Instructions to follow: Pull out each line of the records holding the string "Upgrade".

Data shown:
================================
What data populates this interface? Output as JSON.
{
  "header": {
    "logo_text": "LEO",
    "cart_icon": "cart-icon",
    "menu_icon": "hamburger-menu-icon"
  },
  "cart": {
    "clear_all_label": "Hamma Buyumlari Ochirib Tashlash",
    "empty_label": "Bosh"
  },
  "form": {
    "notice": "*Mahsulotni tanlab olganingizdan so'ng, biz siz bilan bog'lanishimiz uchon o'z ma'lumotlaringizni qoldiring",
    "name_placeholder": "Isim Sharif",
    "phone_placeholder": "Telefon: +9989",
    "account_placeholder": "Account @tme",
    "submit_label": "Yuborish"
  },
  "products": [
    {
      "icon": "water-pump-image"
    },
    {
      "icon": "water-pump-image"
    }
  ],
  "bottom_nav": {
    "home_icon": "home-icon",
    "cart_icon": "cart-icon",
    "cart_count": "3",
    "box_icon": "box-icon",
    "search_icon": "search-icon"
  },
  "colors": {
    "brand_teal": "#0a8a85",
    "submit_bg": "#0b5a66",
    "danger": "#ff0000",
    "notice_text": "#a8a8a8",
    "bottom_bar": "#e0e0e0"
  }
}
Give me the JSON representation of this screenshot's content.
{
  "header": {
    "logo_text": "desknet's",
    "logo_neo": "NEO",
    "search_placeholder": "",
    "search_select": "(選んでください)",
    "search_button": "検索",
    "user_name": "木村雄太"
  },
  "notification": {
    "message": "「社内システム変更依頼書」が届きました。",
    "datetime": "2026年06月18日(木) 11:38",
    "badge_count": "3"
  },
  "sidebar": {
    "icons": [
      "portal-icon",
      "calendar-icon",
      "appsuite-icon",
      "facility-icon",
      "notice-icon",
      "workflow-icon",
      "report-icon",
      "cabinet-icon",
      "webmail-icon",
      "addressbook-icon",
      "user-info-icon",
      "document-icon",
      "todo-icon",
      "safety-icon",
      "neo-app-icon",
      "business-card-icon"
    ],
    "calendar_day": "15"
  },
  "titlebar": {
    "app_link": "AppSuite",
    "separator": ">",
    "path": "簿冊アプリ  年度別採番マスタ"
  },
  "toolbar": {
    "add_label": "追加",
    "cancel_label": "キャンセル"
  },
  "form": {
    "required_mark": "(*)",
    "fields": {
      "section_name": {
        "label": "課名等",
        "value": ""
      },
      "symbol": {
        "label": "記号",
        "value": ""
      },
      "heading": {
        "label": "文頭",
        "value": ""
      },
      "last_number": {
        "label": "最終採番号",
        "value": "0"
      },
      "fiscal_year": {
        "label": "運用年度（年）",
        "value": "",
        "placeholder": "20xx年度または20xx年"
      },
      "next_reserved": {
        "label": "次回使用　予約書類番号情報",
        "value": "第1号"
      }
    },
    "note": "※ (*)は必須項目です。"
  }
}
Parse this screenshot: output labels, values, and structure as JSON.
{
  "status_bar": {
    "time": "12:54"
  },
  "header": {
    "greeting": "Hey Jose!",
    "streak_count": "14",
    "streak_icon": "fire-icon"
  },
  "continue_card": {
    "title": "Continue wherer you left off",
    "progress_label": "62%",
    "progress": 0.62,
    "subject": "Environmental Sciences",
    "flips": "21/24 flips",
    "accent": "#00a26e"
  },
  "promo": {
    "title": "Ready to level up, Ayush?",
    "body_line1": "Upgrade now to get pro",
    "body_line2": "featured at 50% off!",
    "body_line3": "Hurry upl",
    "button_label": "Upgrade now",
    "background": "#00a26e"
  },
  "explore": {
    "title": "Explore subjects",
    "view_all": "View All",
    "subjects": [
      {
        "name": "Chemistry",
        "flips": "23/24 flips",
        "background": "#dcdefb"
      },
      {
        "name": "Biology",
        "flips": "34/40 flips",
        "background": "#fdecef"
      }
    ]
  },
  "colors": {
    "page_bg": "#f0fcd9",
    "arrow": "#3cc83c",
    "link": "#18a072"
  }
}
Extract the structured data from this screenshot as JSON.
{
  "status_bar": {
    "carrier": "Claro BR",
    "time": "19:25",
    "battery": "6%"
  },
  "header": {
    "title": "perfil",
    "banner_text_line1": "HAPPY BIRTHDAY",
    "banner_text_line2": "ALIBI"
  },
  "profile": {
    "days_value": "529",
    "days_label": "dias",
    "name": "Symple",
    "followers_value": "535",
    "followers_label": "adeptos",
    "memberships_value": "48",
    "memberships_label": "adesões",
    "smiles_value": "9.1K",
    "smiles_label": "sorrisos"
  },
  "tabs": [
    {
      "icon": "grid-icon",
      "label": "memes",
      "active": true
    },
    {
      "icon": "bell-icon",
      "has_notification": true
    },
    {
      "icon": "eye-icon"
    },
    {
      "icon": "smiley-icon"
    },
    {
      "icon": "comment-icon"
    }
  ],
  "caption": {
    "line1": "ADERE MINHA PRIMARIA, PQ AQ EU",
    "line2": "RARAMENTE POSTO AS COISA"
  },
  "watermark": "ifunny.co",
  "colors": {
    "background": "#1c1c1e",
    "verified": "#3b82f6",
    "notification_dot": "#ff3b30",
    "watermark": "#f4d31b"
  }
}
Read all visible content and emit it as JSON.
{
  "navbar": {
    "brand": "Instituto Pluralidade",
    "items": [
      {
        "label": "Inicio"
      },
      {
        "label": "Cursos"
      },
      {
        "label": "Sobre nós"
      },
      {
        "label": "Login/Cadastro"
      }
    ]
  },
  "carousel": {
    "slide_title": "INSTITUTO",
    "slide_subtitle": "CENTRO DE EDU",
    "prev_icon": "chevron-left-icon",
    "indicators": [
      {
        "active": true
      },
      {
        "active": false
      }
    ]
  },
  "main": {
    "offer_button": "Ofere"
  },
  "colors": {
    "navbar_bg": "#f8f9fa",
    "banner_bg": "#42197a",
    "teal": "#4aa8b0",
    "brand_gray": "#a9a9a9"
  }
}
================================
Answer to this exercise:
    "body_line1": "Upgrade now to get pro",
    "button_label": "Upgrade now",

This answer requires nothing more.